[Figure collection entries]

Start

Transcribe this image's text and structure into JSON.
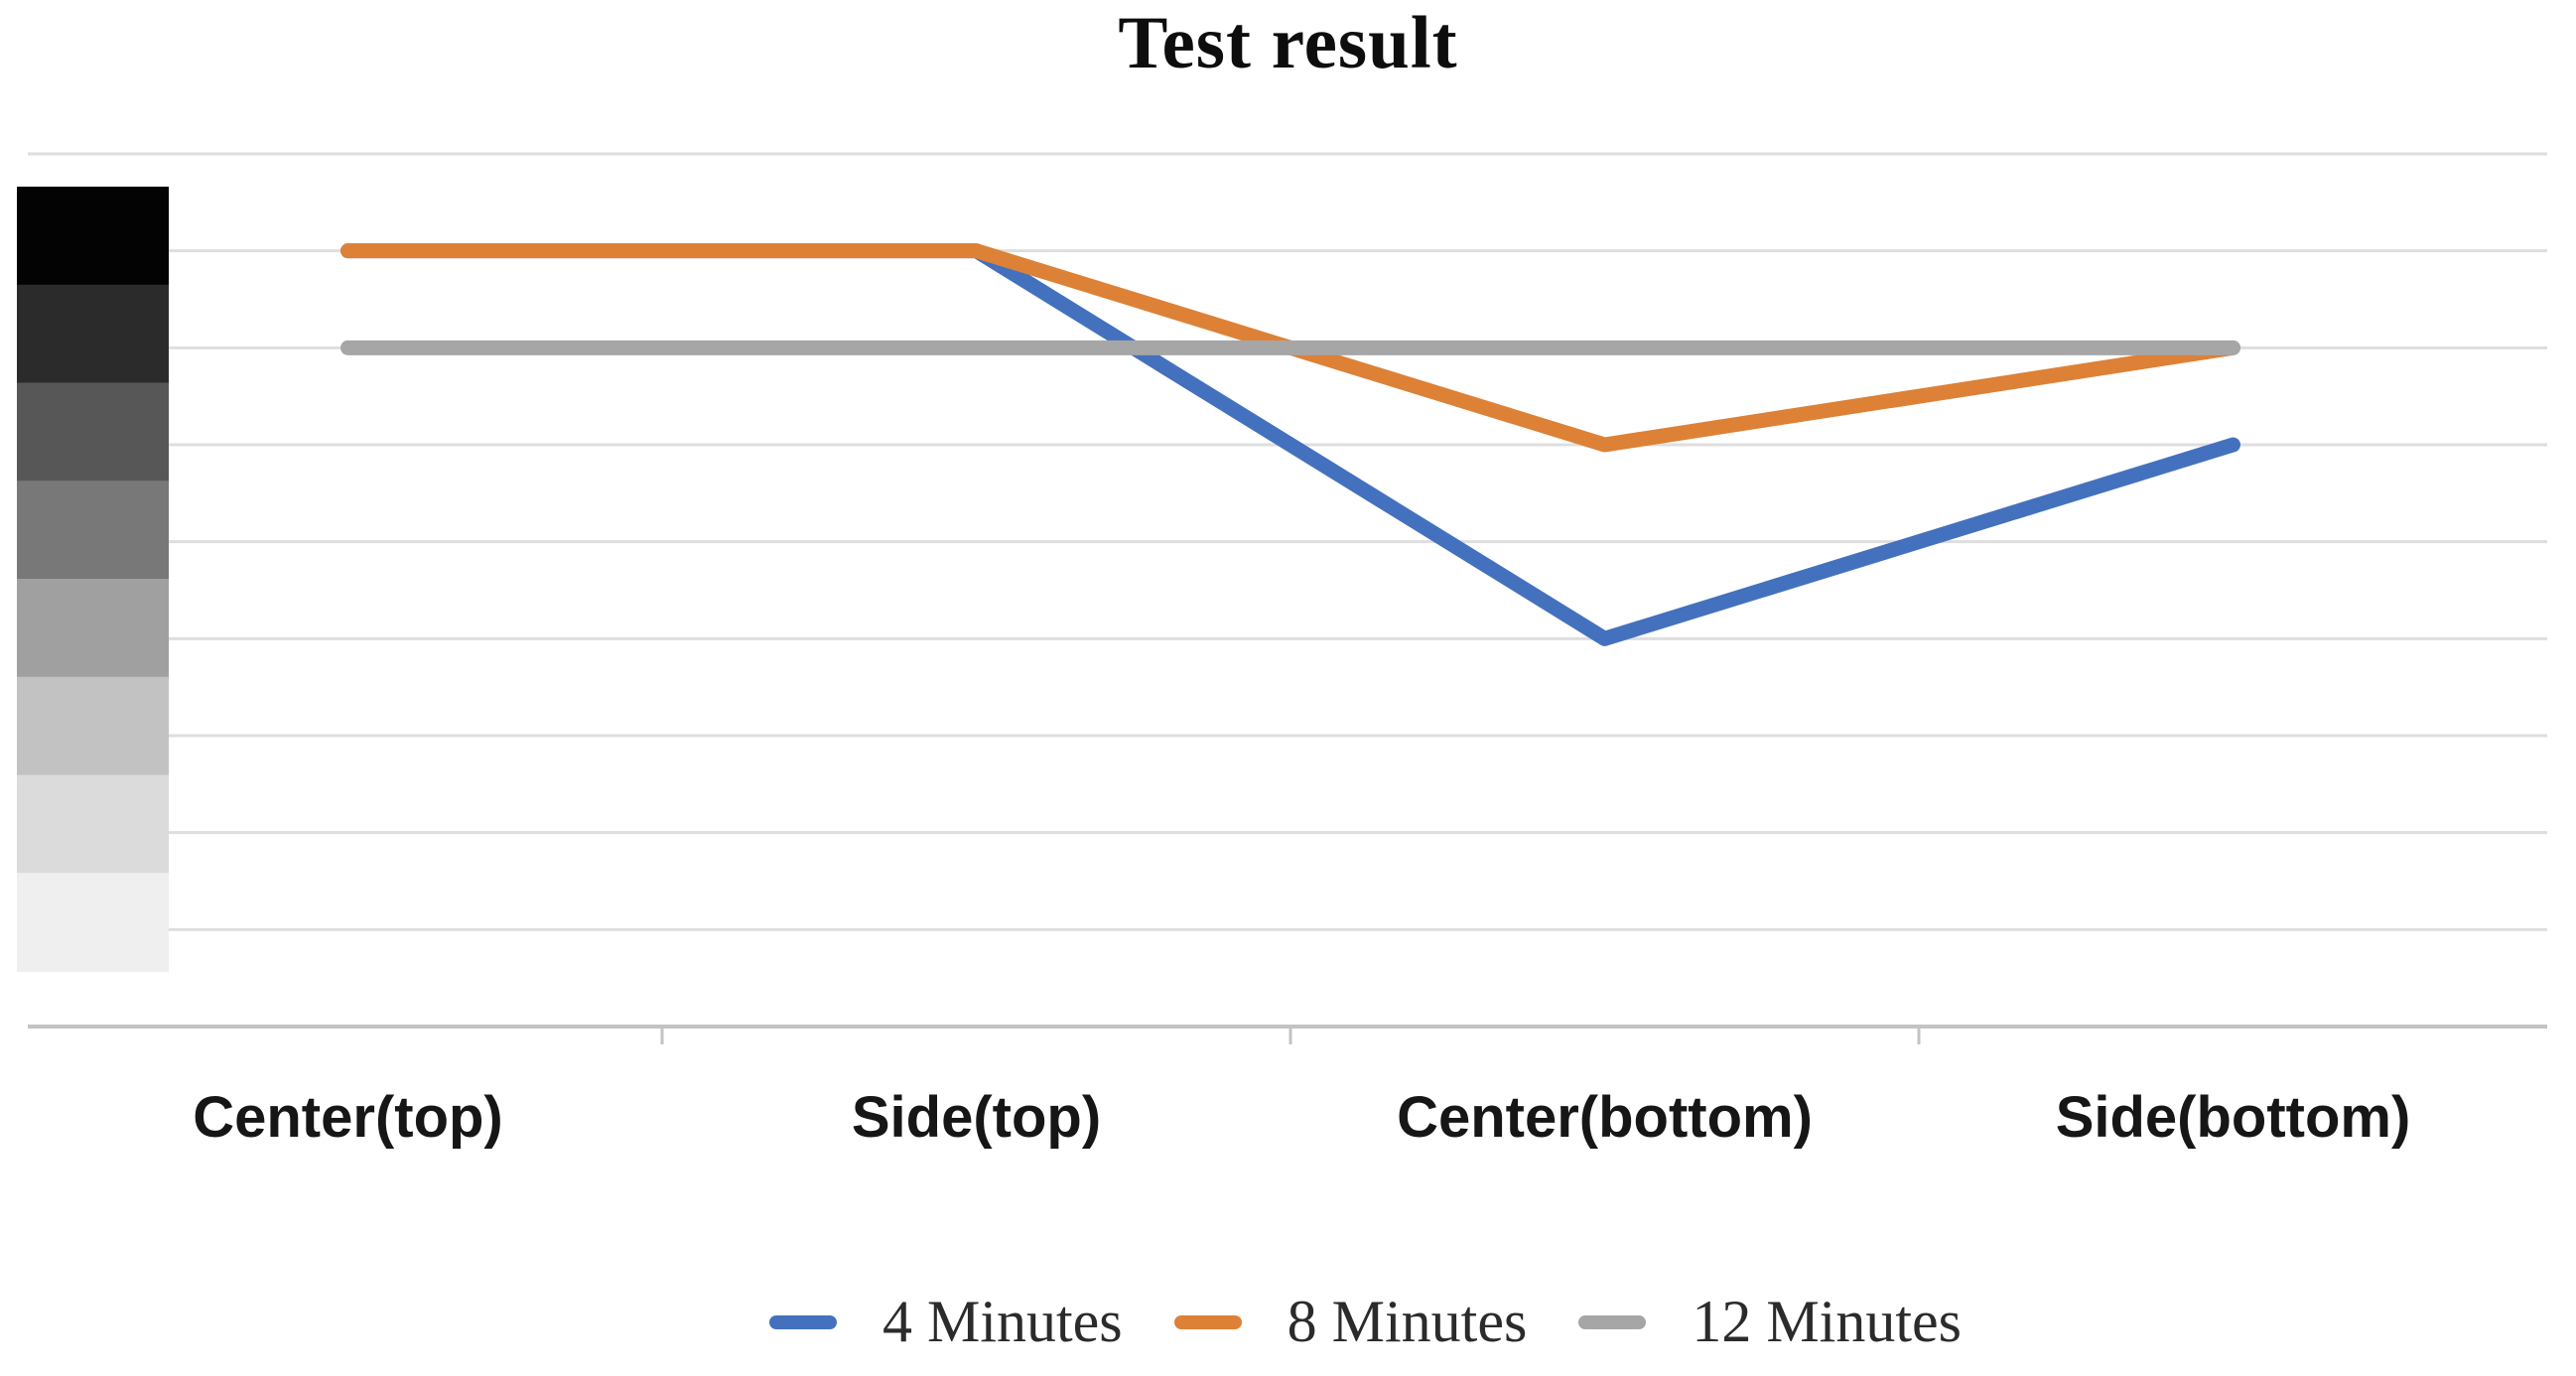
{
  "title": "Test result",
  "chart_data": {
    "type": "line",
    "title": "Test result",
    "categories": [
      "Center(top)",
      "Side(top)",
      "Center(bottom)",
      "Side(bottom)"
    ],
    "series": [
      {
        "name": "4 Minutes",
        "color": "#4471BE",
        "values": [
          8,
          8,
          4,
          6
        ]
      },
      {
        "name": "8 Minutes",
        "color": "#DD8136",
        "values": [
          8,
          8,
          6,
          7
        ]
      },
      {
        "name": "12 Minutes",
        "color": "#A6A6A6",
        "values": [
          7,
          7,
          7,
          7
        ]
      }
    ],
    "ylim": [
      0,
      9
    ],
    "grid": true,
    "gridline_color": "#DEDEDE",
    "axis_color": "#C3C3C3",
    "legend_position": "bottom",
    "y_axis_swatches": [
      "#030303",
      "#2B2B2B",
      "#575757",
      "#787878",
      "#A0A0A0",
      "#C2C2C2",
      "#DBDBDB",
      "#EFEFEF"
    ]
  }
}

End

== To do ==
Each record above should be copied character for character, with pictures dropped.

== In response ==
Transcribe this image's text and structure into JSON.
{
  "title": "Test result",
  "chart_data": {
    "type": "line",
    "title": "Test result",
    "categories": [
      "Center(top)",
      "Side(top)",
      "Center(bottom)",
      "Side(bottom)"
    ],
    "series": [
      {
        "name": "4 Minutes",
        "color": "#4471BE",
        "values": [
          8,
          8,
          4,
          6
        ]
      },
      {
        "name": "8 Minutes",
        "color": "#DD8136",
        "values": [
          8,
          8,
          6,
          7
        ]
      },
      {
        "name": "12 Minutes",
        "color": "#A6A6A6",
        "values": [
          7,
          7,
          7,
          7
        ]
      }
    ],
    "ylim": [
      0,
      9
    ],
    "grid": true,
    "gridline_color": "#DEDEDE",
    "axis_color": "#C3C3C3",
    "legend_position": "bottom",
    "y_axis_swatches": [
      "#030303",
      "#2B2B2B",
      "#575757",
      "#787878",
      "#A0A0A0",
      "#C2C2C2",
      "#DBDBDB",
      "#EFEFEF"
    ]
  }
}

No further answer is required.